**Exercise instructions:** Scan the data beneath this task and copy each line that includes "title".

**Given data:**
········

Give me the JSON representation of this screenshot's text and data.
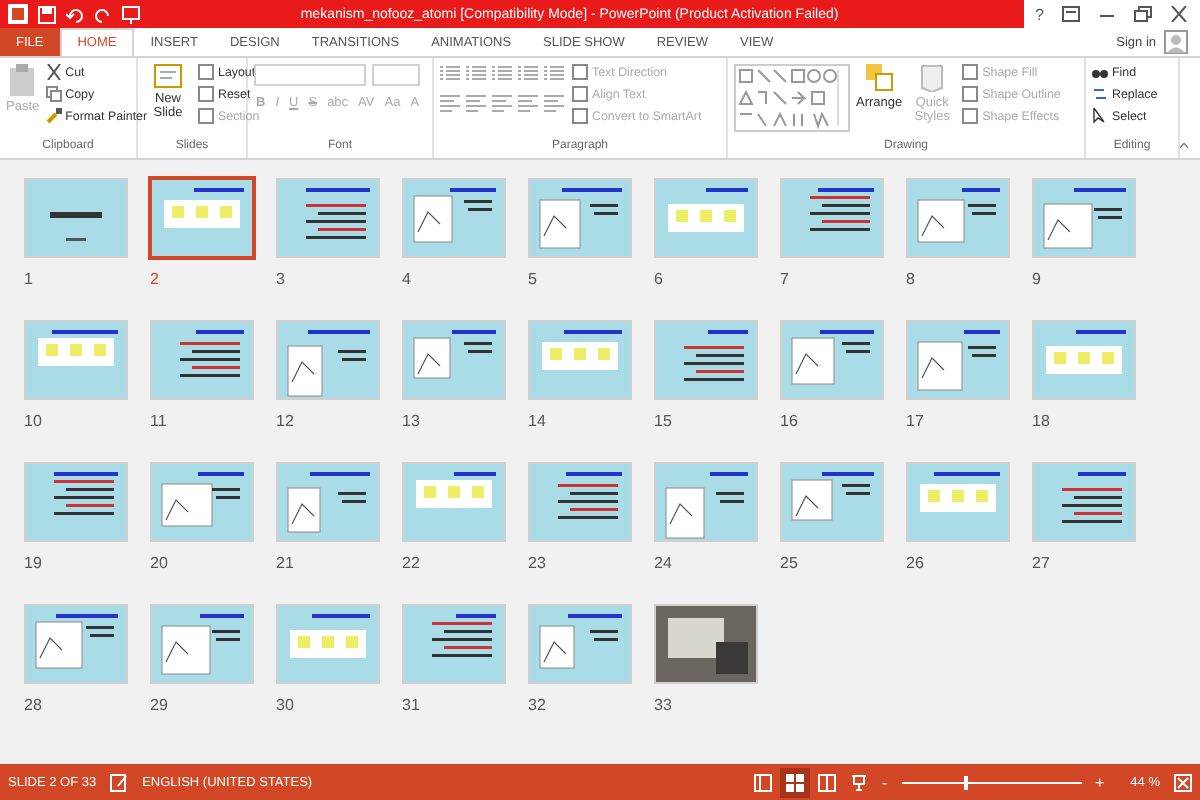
{
  "window": {
    "title": "mekanism_nofooz_atomi [Compatibility Mode] - PowerPoint (Product Activation Failed)",
    "help": "?"
  },
  "tabs": [
    {
      "label": "FILE",
      "kind": "file",
      "selected": false
    },
    {
      "label": "HOME",
      "kind": "tab",
      "selected": true
    },
    {
      "label": "INSERT",
      "kind": "tab",
      "selected": false
    },
    {
      "label": "DESIGN",
      "kind": "tab",
      "selected": false
    },
    {
      "label": "TRANSITIONS",
      "kind": "tab",
      "selected": false
    },
    {
      "label": "ANIMATIONS",
      "kind": "tab",
      "selected": false
    },
    {
      "label": "SLIDE SHOW",
      "kind": "tab",
      "selected": false
    },
    {
      "label": "REVIEW",
      "kind": "tab",
      "selected": false
    },
    {
      "label": "VIEW",
      "kind": "tab",
      "selected": false
    }
  ],
  "account": {
    "label": "Sign in"
  },
  "ribbon": {
    "clipboard": {
      "title": "Clipboard",
      "paste": {
        "label": "Paste",
        "disabled": true
      },
      "commands": [
        {
          "label": "Cut",
          "disabled": false
        },
        {
          "label": "Copy",
          "disabled": false
        },
        {
          "label": "Format Painter",
          "disabled": false
        }
      ]
    },
    "slides": {
      "title": "Slides",
      "new_slide": "New Slide",
      "commands": [
        {
          "label": "Layout",
          "disabled": false
        },
        {
          "label": "Reset",
          "disabled": false
        },
        {
          "label": "Section",
          "disabled": true
        }
      ]
    },
    "font": {
      "title": "Font",
      "disabled": true,
      "buttons": [
        "B",
        "I",
        "U",
        "S",
        "abc",
        "AV",
        "Aa",
        "A"
      ]
    },
    "paragraph": {
      "title": "Paragraph",
      "commands": [
        {
          "label": "Text Direction",
          "disabled": true
        },
        {
          "label": "Align Text",
          "disabled": true
        },
        {
          "label": "Convert to SmartArt",
          "disabled": true
        }
      ]
    },
    "drawing": {
      "title": "Drawing",
      "arrange": "Arrange",
      "quick_styles": "Quick Styles",
      "commands": [
        {
          "label": "Shape Fill",
          "disabled": true
        },
        {
          "label": "Shape Outline",
          "disabled": true
        },
        {
          "label": "Shape Effects",
          "disabled": true
        }
      ]
    },
    "editing": {
      "title": "Editing",
      "commands": [
        {
          "label": "Find",
          "disabled": false
        },
        {
          "label": "Replace",
          "disabled": false
        },
        {
          "label": "Select",
          "disabled": false
        }
      ]
    }
  },
  "slides": [
    {
      "number": "1",
      "kind": "title",
      "selected": false
    },
    {
      "number": "2",
      "kind": "content",
      "selected": true
    },
    {
      "number": "3",
      "kind": "content",
      "selected": false
    },
    {
      "number": "4",
      "kind": "content",
      "selected": false
    },
    {
      "number": "5",
      "kind": "content",
      "selected": false
    },
    {
      "number": "6",
      "kind": "content",
      "selected": false
    },
    {
      "number": "7",
      "kind": "content",
      "selected": false
    },
    {
      "number": "8",
      "kind": "content",
      "selected": false
    },
    {
      "number": "9",
      "kind": "content",
      "selected": false
    },
    {
      "number": "10",
      "kind": "content",
      "selected": false
    },
    {
      "number": "11",
      "kind": "content",
      "selected": false
    },
    {
      "number": "12",
      "kind": "content",
      "selected": false
    },
    {
      "number": "13",
      "kind": "content",
      "selected": false
    },
    {
      "number": "14",
      "kind": "content",
      "selected": false
    },
    {
      "number": "15",
      "kind": "content",
      "selected": false
    },
    {
      "number": "16",
      "kind": "content",
      "selected": false
    },
    {
      "number": "17",
      "kind": "content",
      "selected": false
    },
    {
      "number": "18",
      "kind": "content",
      "selected": false
    },
    {
      "number": "19",
      "kind": "content",
      "selected": false
    },
    {
      "number": "20",
      "kind": "content",
      "selected": false
    },
    {
      "number": "21",
      "kind": "content",
      "selected": false
    },
    {
      "number": "22",
      "kind": "content",
      "selected": false
    },
    {
      "number": "23",
      "kind": "content",
      "selected": false
    },
    {
      "number": "24",
      "kind": "content",
      "selected": false
    },
    {
      "number": "25",
      "kind": "content",
      "selected": false
    },
    {
      "number": "26",
      "kind": "content",
      "selected": false
    },
    {
      "number": "27",
      "kind": "content",
      "selected": false
    },
    {
      "number": "28",
      "kind": "content",
      "selected": false
    },
    {
      "number": "29",
      "kind": "content",
      "selected": false
    },
    {
      "number": "30",
      "kind": "content",
      "selected": false
    },
    {
      "number": "31",
      "kind": "content",
      "selected": false
    },
    {
      "number": "32",
      "kind": "content",
      "selected": false
    },
    {
      "number": "33",
      "kind": "photo",
      "selected": false
    }
  ],
  "status_bar": {
    "slide": "SLIDE 2 OF 33",
    "language": "ENGLISH (UNITED STATES)",
    "zoom": "44 %",
    "zoom_out": "-",
    "zoom_in": "+",
    "zoom_slider": {
      "level": 0.35
    }
  }
}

········

**Solution:**
    "title": "mekanism_nofooz_atomi [Compatibility Mode] - PowerPoint (Product Activation Failed)",
      "title": "Clipboard",
      "title": "Slides",
      "title": "Font",
      "title": "Paragraph",
      "title": "Drawing",
      "title": "Editing",
      "kind": "title",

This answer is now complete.